-- Task to carry out --
Gather every line that includes the word "List", please.
··· Source data
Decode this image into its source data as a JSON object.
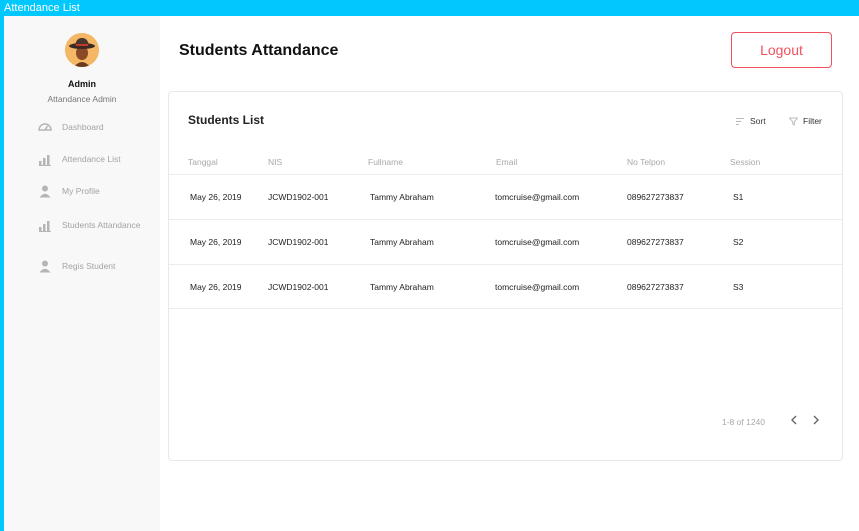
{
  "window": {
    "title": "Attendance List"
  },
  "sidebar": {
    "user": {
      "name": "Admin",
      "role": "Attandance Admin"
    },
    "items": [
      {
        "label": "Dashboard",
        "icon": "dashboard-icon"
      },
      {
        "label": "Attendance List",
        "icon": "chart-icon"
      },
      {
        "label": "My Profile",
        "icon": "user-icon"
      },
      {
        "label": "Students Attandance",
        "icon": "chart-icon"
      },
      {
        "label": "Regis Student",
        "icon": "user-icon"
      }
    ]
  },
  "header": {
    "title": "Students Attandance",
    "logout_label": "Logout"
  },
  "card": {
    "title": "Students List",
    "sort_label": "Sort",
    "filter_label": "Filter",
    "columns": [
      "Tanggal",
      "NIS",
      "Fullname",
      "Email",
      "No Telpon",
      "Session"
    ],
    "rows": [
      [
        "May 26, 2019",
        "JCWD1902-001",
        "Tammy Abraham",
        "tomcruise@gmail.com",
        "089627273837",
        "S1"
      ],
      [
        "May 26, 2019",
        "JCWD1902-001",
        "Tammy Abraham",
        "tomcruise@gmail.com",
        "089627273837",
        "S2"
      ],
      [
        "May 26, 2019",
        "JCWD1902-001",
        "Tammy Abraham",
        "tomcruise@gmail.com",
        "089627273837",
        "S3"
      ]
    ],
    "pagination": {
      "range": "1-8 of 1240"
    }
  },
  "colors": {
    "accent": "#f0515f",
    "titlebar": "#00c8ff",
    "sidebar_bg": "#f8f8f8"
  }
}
······
··· Source data
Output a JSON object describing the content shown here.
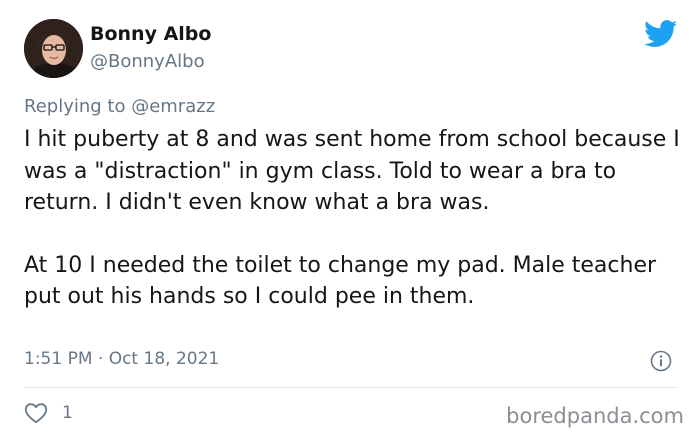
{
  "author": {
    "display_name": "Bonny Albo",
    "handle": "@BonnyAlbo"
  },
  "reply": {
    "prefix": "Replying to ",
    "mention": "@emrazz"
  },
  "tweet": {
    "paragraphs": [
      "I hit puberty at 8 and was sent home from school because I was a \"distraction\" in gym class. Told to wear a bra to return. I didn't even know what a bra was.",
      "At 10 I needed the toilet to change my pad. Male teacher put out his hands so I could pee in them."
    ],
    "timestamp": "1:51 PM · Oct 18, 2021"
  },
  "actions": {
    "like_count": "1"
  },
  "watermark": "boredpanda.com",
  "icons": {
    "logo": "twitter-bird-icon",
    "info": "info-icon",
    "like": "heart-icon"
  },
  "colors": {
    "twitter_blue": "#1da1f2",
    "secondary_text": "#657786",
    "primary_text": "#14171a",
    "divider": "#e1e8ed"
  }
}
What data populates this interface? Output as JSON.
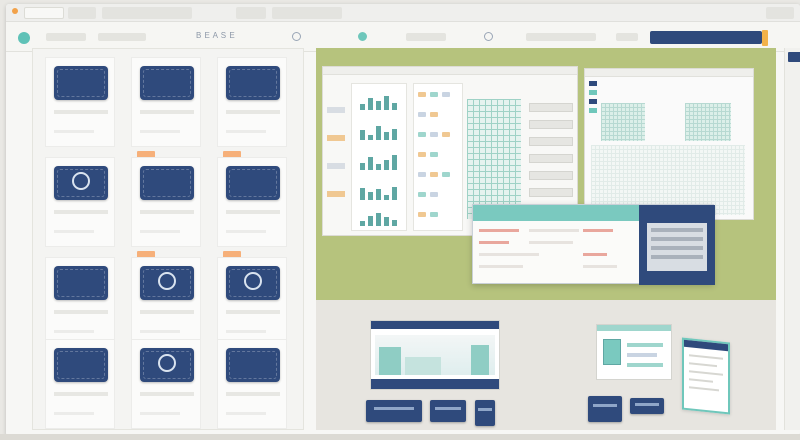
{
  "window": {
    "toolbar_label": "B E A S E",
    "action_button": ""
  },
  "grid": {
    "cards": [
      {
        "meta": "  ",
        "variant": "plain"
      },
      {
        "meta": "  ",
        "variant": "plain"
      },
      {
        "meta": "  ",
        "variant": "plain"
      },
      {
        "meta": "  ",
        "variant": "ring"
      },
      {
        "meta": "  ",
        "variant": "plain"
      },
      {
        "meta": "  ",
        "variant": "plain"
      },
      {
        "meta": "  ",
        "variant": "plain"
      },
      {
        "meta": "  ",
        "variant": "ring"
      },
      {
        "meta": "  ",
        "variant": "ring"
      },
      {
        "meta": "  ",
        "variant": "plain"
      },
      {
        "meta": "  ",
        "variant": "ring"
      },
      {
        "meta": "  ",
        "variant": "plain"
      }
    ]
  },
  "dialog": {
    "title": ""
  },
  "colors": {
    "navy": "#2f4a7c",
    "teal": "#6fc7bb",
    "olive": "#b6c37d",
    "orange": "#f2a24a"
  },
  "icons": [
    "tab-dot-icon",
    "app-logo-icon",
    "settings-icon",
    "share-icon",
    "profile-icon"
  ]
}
······
··· Source data
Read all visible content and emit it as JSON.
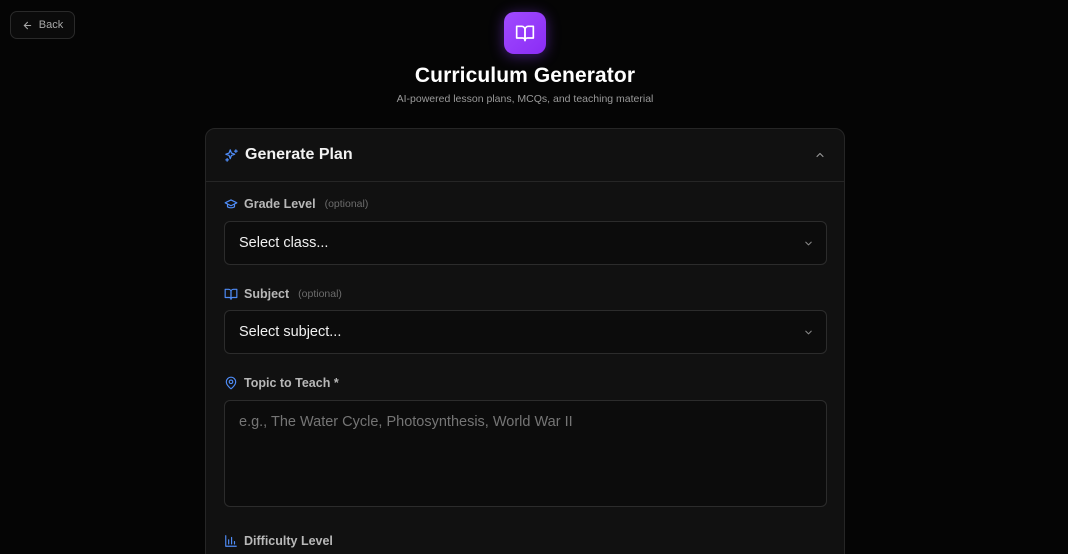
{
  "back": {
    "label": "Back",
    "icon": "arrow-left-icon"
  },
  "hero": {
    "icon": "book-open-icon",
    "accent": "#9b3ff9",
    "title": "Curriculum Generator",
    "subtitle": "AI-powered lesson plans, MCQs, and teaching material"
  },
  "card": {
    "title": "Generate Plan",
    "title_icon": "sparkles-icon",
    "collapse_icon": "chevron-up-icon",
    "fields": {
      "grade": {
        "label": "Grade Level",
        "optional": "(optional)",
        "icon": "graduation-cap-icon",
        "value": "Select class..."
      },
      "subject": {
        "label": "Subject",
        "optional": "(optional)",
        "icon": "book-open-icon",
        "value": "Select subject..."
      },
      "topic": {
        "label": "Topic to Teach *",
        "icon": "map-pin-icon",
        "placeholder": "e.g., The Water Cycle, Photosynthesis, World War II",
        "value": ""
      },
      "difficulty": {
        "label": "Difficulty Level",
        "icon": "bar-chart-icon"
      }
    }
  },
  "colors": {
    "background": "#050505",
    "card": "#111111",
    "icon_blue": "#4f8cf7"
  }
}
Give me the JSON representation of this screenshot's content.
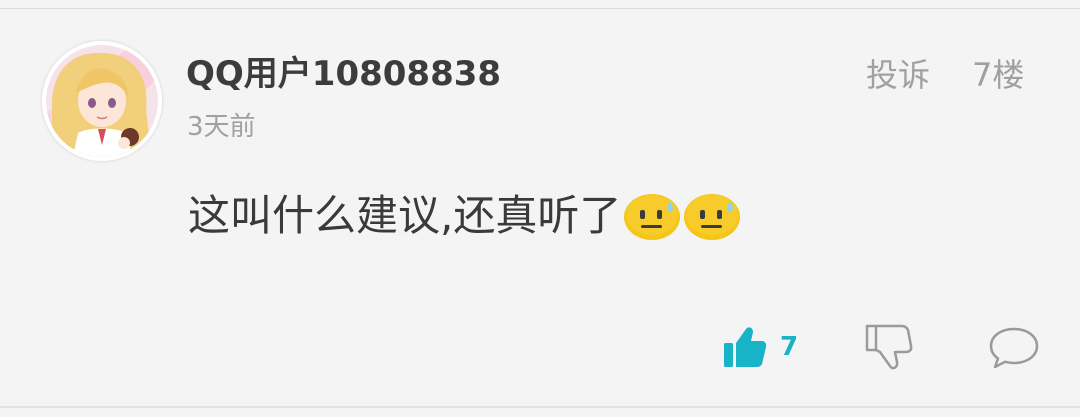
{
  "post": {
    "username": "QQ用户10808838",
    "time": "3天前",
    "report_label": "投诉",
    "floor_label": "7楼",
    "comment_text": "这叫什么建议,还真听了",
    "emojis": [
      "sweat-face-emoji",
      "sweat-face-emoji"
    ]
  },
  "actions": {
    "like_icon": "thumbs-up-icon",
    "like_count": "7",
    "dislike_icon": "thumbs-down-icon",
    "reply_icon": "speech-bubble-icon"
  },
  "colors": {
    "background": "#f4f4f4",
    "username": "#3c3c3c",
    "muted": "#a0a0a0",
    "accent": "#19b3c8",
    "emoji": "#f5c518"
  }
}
······
-- Written answer --
    "title": "Attendance List"
        "label": "Attendance List",
    "title": "Students List",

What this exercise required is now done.